Report the total number of lines that include the string "SENT", without any other text.

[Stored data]
%%

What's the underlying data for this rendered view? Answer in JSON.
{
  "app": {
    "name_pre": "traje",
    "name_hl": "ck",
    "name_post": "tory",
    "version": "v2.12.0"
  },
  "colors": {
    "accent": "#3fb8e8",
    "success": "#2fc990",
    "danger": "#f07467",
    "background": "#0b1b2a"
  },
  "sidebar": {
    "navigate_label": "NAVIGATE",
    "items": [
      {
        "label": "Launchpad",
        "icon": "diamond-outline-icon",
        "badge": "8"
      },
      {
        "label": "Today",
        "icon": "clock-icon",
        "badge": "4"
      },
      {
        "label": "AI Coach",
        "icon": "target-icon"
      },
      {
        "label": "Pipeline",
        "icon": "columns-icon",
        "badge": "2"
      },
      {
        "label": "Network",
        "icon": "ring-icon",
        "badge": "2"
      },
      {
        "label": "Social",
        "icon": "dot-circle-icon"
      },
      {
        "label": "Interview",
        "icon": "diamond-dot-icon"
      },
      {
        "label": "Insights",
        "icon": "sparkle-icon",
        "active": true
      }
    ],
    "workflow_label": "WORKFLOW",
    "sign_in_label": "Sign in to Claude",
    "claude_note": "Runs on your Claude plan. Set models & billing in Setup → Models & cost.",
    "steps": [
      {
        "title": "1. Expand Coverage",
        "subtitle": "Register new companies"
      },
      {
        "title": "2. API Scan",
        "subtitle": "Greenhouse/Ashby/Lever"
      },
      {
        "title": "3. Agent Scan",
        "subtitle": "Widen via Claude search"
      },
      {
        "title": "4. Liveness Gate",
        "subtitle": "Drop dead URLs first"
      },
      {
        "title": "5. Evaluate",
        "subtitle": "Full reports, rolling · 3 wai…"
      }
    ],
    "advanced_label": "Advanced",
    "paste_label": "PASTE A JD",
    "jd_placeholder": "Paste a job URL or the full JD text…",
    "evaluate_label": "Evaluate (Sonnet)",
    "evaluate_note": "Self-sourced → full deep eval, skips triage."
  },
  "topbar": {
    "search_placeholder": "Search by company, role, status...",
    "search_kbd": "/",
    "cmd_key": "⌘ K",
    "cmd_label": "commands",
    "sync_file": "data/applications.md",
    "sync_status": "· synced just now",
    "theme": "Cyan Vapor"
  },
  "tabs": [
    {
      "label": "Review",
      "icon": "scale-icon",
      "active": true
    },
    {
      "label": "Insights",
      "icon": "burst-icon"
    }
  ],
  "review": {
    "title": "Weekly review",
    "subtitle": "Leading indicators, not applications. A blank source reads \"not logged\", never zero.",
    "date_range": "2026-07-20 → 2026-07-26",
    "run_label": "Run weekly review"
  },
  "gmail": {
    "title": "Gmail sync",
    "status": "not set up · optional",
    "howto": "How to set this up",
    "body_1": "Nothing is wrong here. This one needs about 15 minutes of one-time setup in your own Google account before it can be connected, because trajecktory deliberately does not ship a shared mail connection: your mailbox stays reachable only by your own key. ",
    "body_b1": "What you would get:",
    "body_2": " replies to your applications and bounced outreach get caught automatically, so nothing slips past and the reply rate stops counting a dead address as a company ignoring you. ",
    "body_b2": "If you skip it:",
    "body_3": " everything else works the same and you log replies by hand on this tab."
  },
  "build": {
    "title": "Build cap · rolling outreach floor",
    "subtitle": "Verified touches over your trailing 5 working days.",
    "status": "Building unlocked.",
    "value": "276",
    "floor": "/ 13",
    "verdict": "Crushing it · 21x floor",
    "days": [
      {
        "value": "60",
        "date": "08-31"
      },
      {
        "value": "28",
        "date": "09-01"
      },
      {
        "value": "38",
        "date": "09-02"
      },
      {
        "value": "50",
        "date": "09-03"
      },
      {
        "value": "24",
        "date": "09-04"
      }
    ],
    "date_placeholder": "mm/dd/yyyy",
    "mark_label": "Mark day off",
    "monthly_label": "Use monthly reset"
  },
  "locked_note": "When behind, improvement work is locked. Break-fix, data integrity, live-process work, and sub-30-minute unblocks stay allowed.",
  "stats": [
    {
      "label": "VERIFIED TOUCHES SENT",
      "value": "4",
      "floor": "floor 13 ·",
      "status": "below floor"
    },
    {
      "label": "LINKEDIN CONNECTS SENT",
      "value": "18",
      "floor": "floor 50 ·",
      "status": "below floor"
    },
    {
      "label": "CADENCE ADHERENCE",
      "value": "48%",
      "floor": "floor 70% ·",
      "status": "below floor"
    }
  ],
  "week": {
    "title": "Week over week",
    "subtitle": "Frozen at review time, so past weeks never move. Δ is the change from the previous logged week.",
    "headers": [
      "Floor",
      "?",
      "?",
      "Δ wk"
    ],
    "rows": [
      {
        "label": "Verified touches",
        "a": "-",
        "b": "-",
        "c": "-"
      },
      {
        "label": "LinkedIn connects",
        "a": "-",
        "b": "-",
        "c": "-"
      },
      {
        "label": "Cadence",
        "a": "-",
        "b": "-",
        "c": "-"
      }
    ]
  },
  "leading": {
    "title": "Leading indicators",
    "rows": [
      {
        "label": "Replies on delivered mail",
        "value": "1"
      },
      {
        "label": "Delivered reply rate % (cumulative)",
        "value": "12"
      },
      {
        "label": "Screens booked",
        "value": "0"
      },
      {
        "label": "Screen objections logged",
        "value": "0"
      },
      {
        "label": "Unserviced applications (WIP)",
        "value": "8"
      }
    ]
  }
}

%%

• Answer in full:
2